- [Set problem a]: Decide whether each statement agrees with the Emily in Paris article: (i) Darren Star, the creator of the series, also created Sex and the City; (ii) Gabriel cooks in a restaurant near Emily's flat; (iii) Mindy has left her home in Tokyo. Answer yes or no for each, quoting the words of the article that decide it.

- [Reading passage]:
Emily in Paris Courtesy of Instagram EIP Official Page

Emily in Paris: the fashion tv series that criticizes les Parisiennes

The Netflix scenario has been surrounded by many news during this year. For the most fashionable viewers the waiting was all concentrated into the new chic comedy-drama, Emily in Paris, by the Darren Star the creator of Sex and the City (also Beverly Hills 90 and Melrose Place).

The plot is set from Chicago to Paris where Emily an industrious and lively girl turns up for a work opportunity in the city of love, and fashion, Paris.

She will be surrounded by a super French chic entourage headed by Sylvie, played by the brilliant Philippine Leroy-Beualieu who seems to be extremely unsympathetic to the American girl since the first day. A meeting of minds one “shouting” in English about the importance of social media for an efficiently marketing approach, the other whispering in French and strongly believing in the “old methods” of marketing.

The result is straightforward: a series of events will confirm Emily as a creative, intuitive ace in the fashion game. but before that many challenges will be faced.

As Emily arrives to Paris, she settles into a perfect artistic little flat and meets several new characters. The firstly charming neighbor, Gabriel, who cooks in the restaurant nearby in the district. The two will immediately find a chemistry but, drama spoiler, the guy is taken.

Soon Emily will meet Mindy, a Chinese who’s escaping from her home in Shanghai to prove her independence and ending up being a nanny (still, a fashionable one).

Then Emily meets Camille, the sweetest Parisienne in the city, who happens to be in a relationship with Gabriel making the potential romance a failure from the beginning.

But, the city is still hers.

Even if the workplace is a chronicles of nightmares and her cultural misadventures make Emily a funny character before making her a fashion influencer, she will eventually end up blossoming into a fierce woman fascinating even the most unlikely-susceptible character, Pierre Cadault the anchor-designer of the season and the lucky star among the Emily’s P.R. agency customers.

Few questions arose during the view of the series and some are deliberately left unanswered for the next season.

- [Collected data entries]:
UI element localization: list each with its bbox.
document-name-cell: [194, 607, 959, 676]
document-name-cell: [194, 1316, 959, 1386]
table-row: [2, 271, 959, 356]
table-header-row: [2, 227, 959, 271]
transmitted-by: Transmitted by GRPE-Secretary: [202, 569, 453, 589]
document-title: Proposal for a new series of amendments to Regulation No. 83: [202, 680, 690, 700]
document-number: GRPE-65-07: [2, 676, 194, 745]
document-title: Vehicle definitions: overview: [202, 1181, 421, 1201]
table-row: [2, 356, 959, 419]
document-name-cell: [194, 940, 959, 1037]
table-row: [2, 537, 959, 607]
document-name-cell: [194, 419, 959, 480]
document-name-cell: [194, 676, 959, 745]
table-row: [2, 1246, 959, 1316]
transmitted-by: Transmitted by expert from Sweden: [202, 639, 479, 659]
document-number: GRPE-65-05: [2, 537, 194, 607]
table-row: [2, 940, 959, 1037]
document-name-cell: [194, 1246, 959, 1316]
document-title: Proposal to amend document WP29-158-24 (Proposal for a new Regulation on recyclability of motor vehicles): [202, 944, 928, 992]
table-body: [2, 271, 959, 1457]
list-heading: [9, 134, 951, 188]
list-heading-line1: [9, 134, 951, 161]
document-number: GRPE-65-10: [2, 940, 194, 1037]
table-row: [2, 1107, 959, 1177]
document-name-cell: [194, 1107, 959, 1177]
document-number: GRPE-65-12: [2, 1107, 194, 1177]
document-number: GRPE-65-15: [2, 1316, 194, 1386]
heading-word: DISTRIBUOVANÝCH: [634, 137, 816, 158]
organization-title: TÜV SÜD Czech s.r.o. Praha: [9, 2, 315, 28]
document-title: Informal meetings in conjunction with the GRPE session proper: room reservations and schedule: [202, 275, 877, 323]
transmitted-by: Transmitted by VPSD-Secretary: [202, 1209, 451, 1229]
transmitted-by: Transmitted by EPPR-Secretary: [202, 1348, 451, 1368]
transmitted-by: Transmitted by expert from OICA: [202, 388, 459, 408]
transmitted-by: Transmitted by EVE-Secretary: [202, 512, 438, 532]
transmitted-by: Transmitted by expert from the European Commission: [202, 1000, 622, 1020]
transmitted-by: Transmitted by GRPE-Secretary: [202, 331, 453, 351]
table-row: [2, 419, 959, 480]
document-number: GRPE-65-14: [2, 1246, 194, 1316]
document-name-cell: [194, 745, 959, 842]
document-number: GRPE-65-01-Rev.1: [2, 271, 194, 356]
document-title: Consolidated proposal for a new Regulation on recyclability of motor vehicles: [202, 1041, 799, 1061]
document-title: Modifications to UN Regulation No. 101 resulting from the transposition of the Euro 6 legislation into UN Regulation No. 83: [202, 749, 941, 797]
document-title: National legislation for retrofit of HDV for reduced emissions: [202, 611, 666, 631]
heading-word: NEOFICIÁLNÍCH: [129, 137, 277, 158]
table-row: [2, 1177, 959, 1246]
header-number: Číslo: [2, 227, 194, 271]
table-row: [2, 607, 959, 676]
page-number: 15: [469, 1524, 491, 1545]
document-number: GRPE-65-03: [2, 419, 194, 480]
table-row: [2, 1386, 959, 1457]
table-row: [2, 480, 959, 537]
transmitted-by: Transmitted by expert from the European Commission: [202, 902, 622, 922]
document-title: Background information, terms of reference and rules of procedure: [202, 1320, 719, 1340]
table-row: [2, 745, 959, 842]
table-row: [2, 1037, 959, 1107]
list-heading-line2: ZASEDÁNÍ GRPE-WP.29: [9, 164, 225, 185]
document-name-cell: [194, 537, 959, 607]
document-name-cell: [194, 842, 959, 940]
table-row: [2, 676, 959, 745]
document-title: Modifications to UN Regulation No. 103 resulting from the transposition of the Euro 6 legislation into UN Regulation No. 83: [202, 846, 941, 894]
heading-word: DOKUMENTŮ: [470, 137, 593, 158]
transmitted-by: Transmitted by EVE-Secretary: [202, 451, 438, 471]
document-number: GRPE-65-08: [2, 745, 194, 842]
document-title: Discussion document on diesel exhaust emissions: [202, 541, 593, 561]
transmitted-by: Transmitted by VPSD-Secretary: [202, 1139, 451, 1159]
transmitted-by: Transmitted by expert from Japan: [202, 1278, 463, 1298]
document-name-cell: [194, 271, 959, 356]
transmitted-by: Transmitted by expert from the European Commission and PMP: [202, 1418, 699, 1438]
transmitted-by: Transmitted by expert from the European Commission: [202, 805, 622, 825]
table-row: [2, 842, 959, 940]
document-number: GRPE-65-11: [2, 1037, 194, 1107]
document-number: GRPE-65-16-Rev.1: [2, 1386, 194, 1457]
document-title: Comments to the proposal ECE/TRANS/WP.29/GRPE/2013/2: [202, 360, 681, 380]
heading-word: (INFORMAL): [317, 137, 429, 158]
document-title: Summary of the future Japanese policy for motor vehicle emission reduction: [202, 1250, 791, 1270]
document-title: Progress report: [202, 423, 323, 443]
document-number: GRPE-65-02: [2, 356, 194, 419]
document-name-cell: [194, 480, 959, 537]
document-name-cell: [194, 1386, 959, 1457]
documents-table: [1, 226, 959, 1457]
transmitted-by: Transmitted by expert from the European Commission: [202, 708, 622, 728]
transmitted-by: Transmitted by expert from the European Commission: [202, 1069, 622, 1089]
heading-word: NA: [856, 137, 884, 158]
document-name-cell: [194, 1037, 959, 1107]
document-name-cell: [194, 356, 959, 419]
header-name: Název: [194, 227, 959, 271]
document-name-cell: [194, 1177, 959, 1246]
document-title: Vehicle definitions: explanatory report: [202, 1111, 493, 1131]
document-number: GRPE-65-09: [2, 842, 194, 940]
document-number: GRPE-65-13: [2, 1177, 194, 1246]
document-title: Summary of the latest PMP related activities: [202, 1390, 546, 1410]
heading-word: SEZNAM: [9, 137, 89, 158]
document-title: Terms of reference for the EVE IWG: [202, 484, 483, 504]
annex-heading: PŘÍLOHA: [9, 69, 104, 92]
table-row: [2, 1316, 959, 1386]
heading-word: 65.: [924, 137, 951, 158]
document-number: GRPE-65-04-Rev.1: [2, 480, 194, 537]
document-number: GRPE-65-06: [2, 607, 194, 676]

- [Set problem b]: Retype the rows from their first line through the line containing "document-name-cell: [194, 1246, 959, 1316]", including both of those lines, without any change.

- [Correct answer a]:
(i) Yes: "by the Darren Star the creator of Sex and the City"
(ii) Yes: "who cooks in the restaurant nearby in the district"
(iii) No: "escaping from her home in Shanghai"

- [Correct answer b]:
UI element localization: list each with its bbox.
document-name-cell: [194, 607, 959, 676]
document-name-cell: [194, 1316, 959, 1386]
table-row: [2, 271, 959, 356]
table-header-row: [2, 227, 959, 271]
transmitted-by: Transmitted by GRPE-Secretary: [202, 569, 453, 589]
document-title: Proposal for a new series of amendments to Regulation No. 83: [202, 680, 690, 700]
document-number: GRPE-65-07: [2, 676, 194, 745]
document-title: Vehicle definitions: overview: [202, 1181, 421, 1201]
table-row: [2, 356, 959, 419]
document-name-cell: [194, 940, 959, 1037]
table-row: [2, 537, 959, 607]
document-name-cell: [194, 419, 959, 480]
document-name-cell: [194, 676, 959, 745]
table-row: [2, 1246, 959, 1316]
transmitted-by: Transmitted by expert from Sweden: [202, 639, 479, 659]
document-number: GRPE-65-05: [2, 537, 194, 607]
table-row: [2, 940, 959, 1037]
document-name-cell: [194, 1246, 959, 1316]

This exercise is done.